• A block of data:
* begin *

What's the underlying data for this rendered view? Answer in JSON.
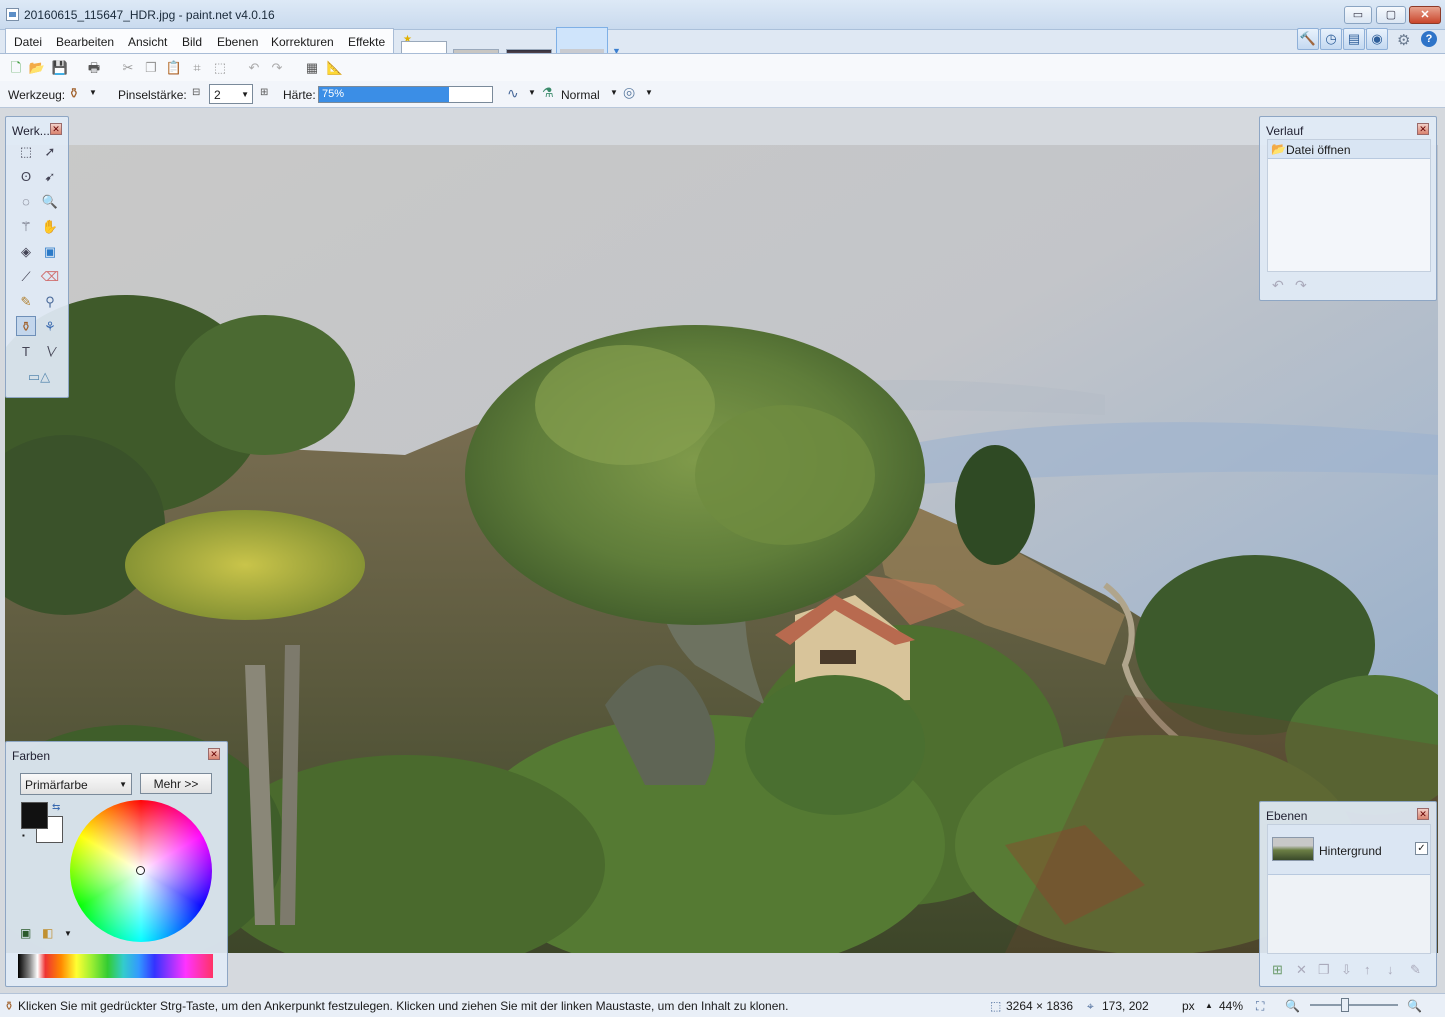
{
  "window": {
    "title": "20160615_115647_HDR.jpg - paint.net v4.0.16",
    "minimize": "▭",
    "maximize": "▢",
    "close": "✕"
  },
  "menu": [
    "Datei",
    "Bearbeiten",
    "Ansicht",
    "Bild",
    "Ebenen",
    "Korrekturen",
    "Effekte"
  ],
  "toolbar_options": {
    "tool_label": "Werkzeug:",
    "brush_label": "Pinselstärke:",
    "brush_value": "2",
    "hardness_label": "Härte:",
    "hardness_value": "75%",
    "hardness_fraction": 0.75,
    "blend_mode": "Normal"
  },
  "panels": {
    "tools": {
      "title": "Werk..."
    },
    "history": {
      "title": "Verlauf",
      "items": [
        "Datei öffnen"
      ]
    },
    "layers": {
      "title": "Ebenen",
      "items": [
        "Hintergrund"
      ]
    },
    "colors": {
      "title": "Farben",
      "mode": "Primärfarbe",
      "more": "Mehr >>"
    }
  },
  "status": {
    "hint": "Klicken Sie mit gedrückter Strg-Taste, um den Ankerpunkt festzulegen. Klicken und ziehen Sie mit der linken Maustaste, um den Inhalt zu klonen.",
    "size": "3264 × 1836",
    "position": "173, 202",
    "unit": "px",
    "zoom": "44%"
  },
  "colors": {
    "accent": "#3b8ee6",
    "primary": "#111111",
    "secondary": "#ffffff"
  }
}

* end *

• TASK INSTRUCTIONS: Reproduce the whole listing above word for word, but not its pictures.

• RESPONSE:
What's the underlying data for this rendered view? Answer in JSON.
{
  "window": {
    "title": "20160615_115647_HDR.jpg - paint.net v4.0.16",
    "minimize": "▭",
    "maximize": "▢",
    "close": "✕"
  },
  "menu": [
    "Datei",
    "Bearbeiten",
    "Ansicht",
    "Bild",
    "Ebenen",
    "Korrekturen",
    "Effekte"
  ],
  "toolbar_options": {
    "tool_label": "Werkzeug:",
    "brush_label": "Pinselstärke:",
    "brush_value": "2",
    "hardness_label": "Härte:",
    "hardness_value": "75%",
    "hardness_fraction": 0.75,
    "blend_mode": "Normal"
  },
  "panels": {
    "tools": {
      "title": "Werk..."
    },
    "history": {
      "title": "Verlauf",
      "items": [
        "Datei öffnen"
      ]
    },
    "layers": {
      "title": "Ebenen",
      "items": [
        "Hintergrund"
      ]
    },
    "colors": {
      "title": "Farben",
      "mode": "Primärfarbe",
      "more": "Mehr >>"
    }
  },
  "status": {
    "hint": "Klicken Sie mit gedrückter Strg-Taste, um den Ankerpunkt festzulegen. Klicken und ziehen Sie mit der linken Maustaste, um den Inhalt zu klonen.",
    "size": "3264 × 1836",
    "position": "173, 202",
    "unit": "px",
    "zoom": "44%"
  },
  "colors": {
    "accent": "#3b8ee6",
    "primary": "#111111",
    "secondary": "#ffffff"
  }
}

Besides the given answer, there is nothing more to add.